### RECORD EXTRACTS
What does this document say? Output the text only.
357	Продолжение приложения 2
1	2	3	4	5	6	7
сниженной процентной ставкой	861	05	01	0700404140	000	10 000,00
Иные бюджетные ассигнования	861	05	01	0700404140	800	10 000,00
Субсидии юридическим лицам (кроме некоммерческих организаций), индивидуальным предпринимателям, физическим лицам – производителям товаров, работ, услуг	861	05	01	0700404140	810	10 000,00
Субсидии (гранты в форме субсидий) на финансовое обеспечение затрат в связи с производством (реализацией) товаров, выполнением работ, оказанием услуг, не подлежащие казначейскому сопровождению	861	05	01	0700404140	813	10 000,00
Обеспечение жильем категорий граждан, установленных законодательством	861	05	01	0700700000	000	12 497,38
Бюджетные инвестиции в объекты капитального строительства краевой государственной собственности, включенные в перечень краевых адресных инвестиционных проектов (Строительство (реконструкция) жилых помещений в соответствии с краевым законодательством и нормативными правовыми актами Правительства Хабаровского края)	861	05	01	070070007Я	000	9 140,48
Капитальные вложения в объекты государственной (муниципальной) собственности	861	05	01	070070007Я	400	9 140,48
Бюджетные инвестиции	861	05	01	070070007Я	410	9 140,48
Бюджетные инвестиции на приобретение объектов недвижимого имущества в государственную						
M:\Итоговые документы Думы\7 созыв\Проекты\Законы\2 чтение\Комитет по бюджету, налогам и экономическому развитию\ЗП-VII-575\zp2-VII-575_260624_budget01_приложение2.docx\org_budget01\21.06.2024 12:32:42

### WORK TO DO
Repeat the records above exactly, from the first line to the last.

### EXPECTED OUTPUT
What does this document say? Output the text only.
357	Продолжение приложения 2
1	2	3	4	5	6	7
сниженной процентной ставкой	861	05	01	0700404140	000	10 000,00
Иные бюджетные ассигнования	861	05	01	0700404140	800	10 000,00
Субсидии юридическим лицам (кроме некоммерческих организаций), индивидуальным предпринимателям, физическим лицам – производителям товаров, работ, услуг	861	05	01	0700404140	810	10 000,00
Субсидии (гранты в форме субсидий) на финансовое обеспечение затрат в связи с производством (реализацией) товаров, выполнением работ, оказанием услуг, не подлежащие казначейскому сопровождению	861	05	01	0700404140	813	10 000,00
Обеспечение жильем категорий граждан, установленных законодательством	861	05	01	0700700000	000	12 497,38
Бюджетные инвестиции в объекты капитального строительства краевой государственной собственности, включенные в перечень краевых адресных инвестиционных проектов (Строительство (реконструкция) жилых помещений в соответствии с краевым законодательством и нормативными правовыми актами Правительства Хабаровского края)	861	05	01	070070007Я	000	9 140,48
Капитальные вложения в объекты государственной (муниципальной) собственности	861	05	01	070070007Я	400	9 140,48
Бюджетные инвестиции	861	05	01	070070007Я	410	9 140,48
Бюджетные инвестиции на приобретение объектов недвижимого имущества в государственную						
M:\Итоговые документы Думы\7 созыв\Проекты\Законы\2 чтение\Комитет по бюджету, налогам и экономическому развитию\ЗП-VII-575\zp2-VII-575_260624_budget01_приложение2.docx\org_budget01\21.06.2024 12:32:42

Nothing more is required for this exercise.